• **Texto de origen**:
____

Tras los acontecimientos ocurridos el pasado 3 de enero, el Gobierno de la República Bolivariana de Venezuela ha manifestado su rechazo absoluto y vehemente ante la captura del Presidente Nicolás Maduro y de la Primera Combatiente, Cilia Flores, por parte de fuerzas estadounidenses.
En respuesta a estos hechos, este lunes 5 de enero se llevó a cabo una movilización pacífica partiendo desde Bellas Artes hasta la Av. Universidad en Caracas, con el objetivo de exigir la inmediata liberación de ambos líderes y denunciar lo que el Ejecutivo considera una flagrante violación a la institucionalidad.
De esta manera, La administración venezolana, ahora dirigida por la Presidenta Encargada, Delcy Rodríguez, ha condenado la operación como un «bombardeo criminal» y una «brutal agresión imperial», argumentando que la captura constituye un secuestro ilegal que viola la soberanía nacional y el derecho internacional.
Asimismo, los trabajadores y trabajadoras del país han manifestado su solidaridad con el Presidente Maduro y la Primera Combatiente, destacando que la situación representa una flagrante violación de los derechos humanos y un atentado contra la democracia venezolana.

____

Datos de detección del diseño de documentos
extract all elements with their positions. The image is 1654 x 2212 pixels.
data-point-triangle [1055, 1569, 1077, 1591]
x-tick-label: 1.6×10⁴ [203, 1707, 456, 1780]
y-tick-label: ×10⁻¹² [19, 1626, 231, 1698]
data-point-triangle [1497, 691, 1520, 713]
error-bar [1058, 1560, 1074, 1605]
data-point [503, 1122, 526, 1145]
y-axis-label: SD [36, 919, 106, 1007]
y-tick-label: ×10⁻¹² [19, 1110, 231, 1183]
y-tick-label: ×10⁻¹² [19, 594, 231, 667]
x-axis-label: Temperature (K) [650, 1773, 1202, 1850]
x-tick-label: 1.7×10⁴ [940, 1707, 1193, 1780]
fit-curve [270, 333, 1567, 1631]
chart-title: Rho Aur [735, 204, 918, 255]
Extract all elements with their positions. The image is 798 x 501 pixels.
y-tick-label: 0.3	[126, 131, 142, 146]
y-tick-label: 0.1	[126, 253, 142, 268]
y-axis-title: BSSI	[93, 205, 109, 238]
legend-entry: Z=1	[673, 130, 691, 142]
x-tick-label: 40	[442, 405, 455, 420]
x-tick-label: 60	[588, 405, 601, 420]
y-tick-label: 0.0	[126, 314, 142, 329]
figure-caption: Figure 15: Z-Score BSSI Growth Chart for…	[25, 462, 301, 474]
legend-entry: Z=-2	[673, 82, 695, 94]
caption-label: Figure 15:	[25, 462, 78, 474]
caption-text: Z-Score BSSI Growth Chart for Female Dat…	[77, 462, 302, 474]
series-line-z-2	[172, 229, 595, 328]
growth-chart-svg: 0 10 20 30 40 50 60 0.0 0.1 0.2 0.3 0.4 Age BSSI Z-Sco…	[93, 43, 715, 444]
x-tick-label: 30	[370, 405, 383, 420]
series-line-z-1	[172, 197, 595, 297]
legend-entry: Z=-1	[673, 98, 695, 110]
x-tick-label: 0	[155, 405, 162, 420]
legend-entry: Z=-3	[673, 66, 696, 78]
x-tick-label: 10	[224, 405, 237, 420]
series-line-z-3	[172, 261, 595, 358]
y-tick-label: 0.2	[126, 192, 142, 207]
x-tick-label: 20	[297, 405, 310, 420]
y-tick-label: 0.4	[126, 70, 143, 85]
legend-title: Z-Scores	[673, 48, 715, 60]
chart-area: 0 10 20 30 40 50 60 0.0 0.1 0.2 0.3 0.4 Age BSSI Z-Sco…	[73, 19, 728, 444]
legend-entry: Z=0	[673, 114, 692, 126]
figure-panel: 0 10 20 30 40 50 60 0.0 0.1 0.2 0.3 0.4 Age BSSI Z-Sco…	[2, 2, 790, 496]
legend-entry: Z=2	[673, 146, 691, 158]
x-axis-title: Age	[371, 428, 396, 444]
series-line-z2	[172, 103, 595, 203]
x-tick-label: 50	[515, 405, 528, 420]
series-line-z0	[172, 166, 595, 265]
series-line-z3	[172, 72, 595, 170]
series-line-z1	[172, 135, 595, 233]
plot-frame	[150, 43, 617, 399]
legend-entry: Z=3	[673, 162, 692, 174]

____

Reescribe de forma más breve el párrafo del texto de origen que empieza con «En respuesta a estos hechos», sin perder sus datos principales.

• **Solución del ejercicio**: El lunes 5 de enero hubo en Caracas una movilización pacífica desde Bellas Artes hasta la Av. Universidad. Se exigió la liberación inmediata de Nicolás Maduro y Cilia Flores y se denunció lo que el Ejecutivo considera una flagrante violación a la institucionalidad.